▸ AIM
Determine how many lines contain the string "default". Respond with that number and nothing more.

▸ RECORDED INFORMATION

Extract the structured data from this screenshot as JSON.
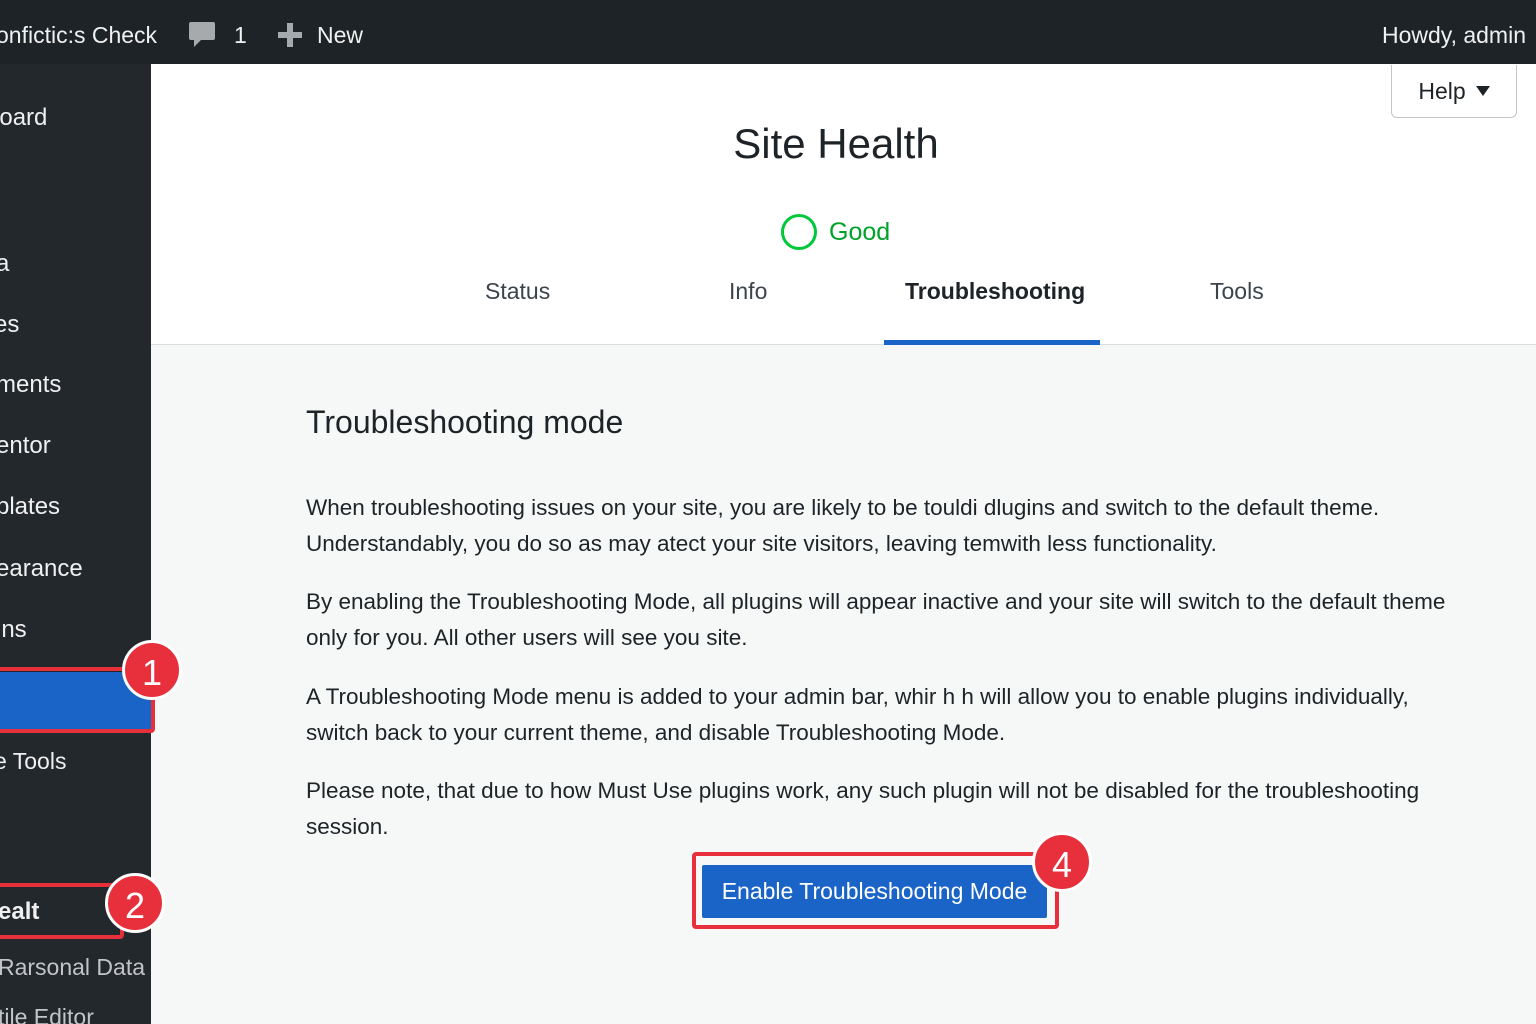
{
  "adminbar": {
    "site_name": "onfictic:s Check",
    "comments_count": "1",
    "new_label": "New",
    "howdy": "Howdy, admin"
  },
  "sidebar": {
    "items": [
      {
        "label": "board"
      },
      {
        "label": ")"
      },
      {
        "label": "a"
      },
      {
        "label": "es"
      },
      {
        "label": "ments"
      },
      {
        "label": "entor"
      },
      {
        "label": "plates"
      },
      {
        "label": "earance"
      },
      {
        "label": "ins"
      },
      {
        "label": ""
      },
      {
        "label": "e Tools"
      }
    ],
    "sub_items": [
      {
        "label": "ealt"
      },
      {
        "label": "Rarsonal Data"
      },
      {
        "label": "tile Editor"
      }
    ]
  },
  "annotations": {
    "badge_1": "1",
    "badge_2": "2",
    "badge_4": "4",
    "highlight_color": "#e8303d"
  },
  "header": {
    "help_label": "Help",
    "title": "Site Health",
    "status_label": "Good",
    "status_color": "#00a32a",
    "tabs": [
      {
        "label": "Status"
      },
      {
        "label": "Info"
      },
      {
        "label": "Troubleshooting",
        "active": true
      },
      {
        "label": "Tools"
      }
    ]
  },
  "main": {
    "section_title": "Troubleshooting mode",
    "paragraphs": [
      "When troubleshooting issues on your site, you are likely to be touldi dlugins and switch to the default theme. Understandably, you do so as may atect your site visitors, leaving temwith less functionality.",
      "By enabling the Troubleshooting Mode, all plugins will appear inactive and your site will switch to the default theme only for you. All other users will see you site.",
      "A Troubleshooting Mode menu is added to your admin bar, whir h h will allow you to enable plugins individually, switch back to your current theme, and disable Troubleshooting Mode.",
      "Please note, that due to how Must Use plugins work, any such plugin will not be disabled for the troubleshooting session."
    ],
    "enable_button": "Enable Troubleshooting Mode"
  },
  "colors": {
    "adminbar_bg": "#1d2327",
    "sidebar_bg": "#23282d",
    "accent": "#1a63c7"
  }
}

▸ RESULT FOR THIS EXERCISE
2